■ Source excerpt ■
§
# Could I add Shrimp to a Fish Based Tank?



## Darkblade48 (Jan 4, 2008)

You can definitely add shrimp, but the babies would likely not survive. Adults should be OK, provided there are ample hiding spots.


----------



## awesometim1 (Oct 31, 2013)

Platies are pretty big so I would be concerned about even juvenile shrimp, but as DarkBlade said, if you have a heavily planted tank, they should survive. 


Sent from my iPhone using Tapatalk


----------



## dkraft12 (Sep 26, 2016)

Best bet would be amanos. They're bigger than your average neocaridina even when they're juveniles.


----------



## Lancz (Apr 28, 2010)

I agree with amano shrimp. They will not breed but are still fun to watch, help with algae and won't be lunch.


----------



## JustJen (Jun 20, 2011)

Amanos or even one of the filter feeder shrimp (bamboo, vampire) would be a good option. As far as smaller shrimp, if you had the shrimp first and got a healthy population established, it's possible you could keep one going in your tank, but adding a handful of of them into an already established tank with fish as large as platies is pretty much a guarantee that most are going to be snacks.


----------



## sohankpatel (Jul 10, 2015)

Generally, in a tank where there are fish, the shrimp tend to hide more and the population slowly dwindles unless there are a ton of hiding places. You could do amano, bamboo or vampire shrimp as they are fairly large and unlikely to be eaten. Although, people in my local fish club have told me that once fish get a taste, they will literally tear shrimp apart to eat them.


----------



## blackbeard88 (Apr 19, 2017)

For the filter feeder shrimp, I would need powerhead to produce a current right? And something for them to sit on while they sit in the current?
§
■ Record extracts ■
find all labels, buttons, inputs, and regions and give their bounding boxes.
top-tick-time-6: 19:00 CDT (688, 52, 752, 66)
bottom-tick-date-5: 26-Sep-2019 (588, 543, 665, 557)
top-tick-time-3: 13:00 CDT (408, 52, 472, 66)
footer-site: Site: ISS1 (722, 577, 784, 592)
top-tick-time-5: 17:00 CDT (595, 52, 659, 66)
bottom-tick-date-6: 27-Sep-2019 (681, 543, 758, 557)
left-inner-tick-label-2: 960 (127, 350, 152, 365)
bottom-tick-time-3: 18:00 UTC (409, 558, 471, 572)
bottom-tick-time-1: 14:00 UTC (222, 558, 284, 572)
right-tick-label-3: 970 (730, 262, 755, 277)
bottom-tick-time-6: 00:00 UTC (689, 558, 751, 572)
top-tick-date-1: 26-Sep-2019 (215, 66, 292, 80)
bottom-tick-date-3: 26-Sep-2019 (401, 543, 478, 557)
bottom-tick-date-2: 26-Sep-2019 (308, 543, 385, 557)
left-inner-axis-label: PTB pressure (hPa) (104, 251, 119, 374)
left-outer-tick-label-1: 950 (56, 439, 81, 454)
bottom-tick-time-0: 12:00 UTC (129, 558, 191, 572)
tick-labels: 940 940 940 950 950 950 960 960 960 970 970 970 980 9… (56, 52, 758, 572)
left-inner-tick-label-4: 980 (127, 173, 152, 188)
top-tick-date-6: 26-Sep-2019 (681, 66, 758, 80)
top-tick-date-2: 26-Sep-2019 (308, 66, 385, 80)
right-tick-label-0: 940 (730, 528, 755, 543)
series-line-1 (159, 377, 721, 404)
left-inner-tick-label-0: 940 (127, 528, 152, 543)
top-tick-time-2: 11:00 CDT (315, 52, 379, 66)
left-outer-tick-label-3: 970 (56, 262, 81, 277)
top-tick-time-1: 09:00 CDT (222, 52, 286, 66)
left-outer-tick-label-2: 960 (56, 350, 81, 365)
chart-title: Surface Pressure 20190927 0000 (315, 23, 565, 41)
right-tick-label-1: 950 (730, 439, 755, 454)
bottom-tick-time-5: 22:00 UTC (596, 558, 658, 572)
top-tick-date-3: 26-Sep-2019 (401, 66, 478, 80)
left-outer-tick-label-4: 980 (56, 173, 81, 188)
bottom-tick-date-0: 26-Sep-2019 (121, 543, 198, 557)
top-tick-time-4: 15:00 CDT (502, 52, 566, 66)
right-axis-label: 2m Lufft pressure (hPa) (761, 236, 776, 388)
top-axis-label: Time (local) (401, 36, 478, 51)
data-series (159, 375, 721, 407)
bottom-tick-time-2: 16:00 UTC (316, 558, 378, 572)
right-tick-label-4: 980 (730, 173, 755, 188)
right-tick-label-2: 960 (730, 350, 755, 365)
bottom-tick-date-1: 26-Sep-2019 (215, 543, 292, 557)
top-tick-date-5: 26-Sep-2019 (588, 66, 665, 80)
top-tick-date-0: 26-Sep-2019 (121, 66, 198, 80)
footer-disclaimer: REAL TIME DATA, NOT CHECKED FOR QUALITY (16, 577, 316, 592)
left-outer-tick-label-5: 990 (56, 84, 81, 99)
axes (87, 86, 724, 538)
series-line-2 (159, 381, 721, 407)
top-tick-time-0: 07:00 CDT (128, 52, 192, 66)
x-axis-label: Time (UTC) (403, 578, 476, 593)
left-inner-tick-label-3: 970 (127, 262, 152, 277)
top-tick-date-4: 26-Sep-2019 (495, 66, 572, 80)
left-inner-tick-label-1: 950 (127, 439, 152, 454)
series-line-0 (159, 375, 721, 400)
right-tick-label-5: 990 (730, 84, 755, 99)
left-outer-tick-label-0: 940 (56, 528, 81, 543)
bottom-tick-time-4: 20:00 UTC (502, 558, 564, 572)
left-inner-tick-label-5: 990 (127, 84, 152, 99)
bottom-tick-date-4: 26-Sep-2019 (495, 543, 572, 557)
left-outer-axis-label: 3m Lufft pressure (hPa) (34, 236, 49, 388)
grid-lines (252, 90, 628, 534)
§
■ List of tasks ■
1. In the shrimp thread, which two filter feeder shrimp does JustJen name?
2. Copy the rows word for word, from the very first one up to and including the line with "right-tick-label-3: 970 (730, 262, 755, 277)".

■ Answers to the problems ■
1. Bamboo and vampire shrimp.

2.
find all labels, buttons, inputs, and regions and give their bounding boxes.
top-tick-time-6: 19:00 CDT (688, 52, 752, 66)
bottom-tick-date-5: 26-Sep-2019 (588, 543, 665, 557)
top-tick-time-3: 13:00 CDT (408, 52, 472, 66)
footer-site: Site: ISS1 (722, 577, 784, 592)
top-tick-time-5: 17:00 CDT (595, 52, 659, 66)
bottom-tick-date-6: 27-Sep-2019 (681, 543, 758, 557)
left-inner-tick-label-2: 960 (127, 350, 152, 365)
bottom-tick-time-3: 18:00 UTC (409, 558, 471, 572)
bottom-tick-time-1: 14:00 UTC (222, 558, 284, 572)
right-tick-label-3: 970 (730, 262, 755, 277)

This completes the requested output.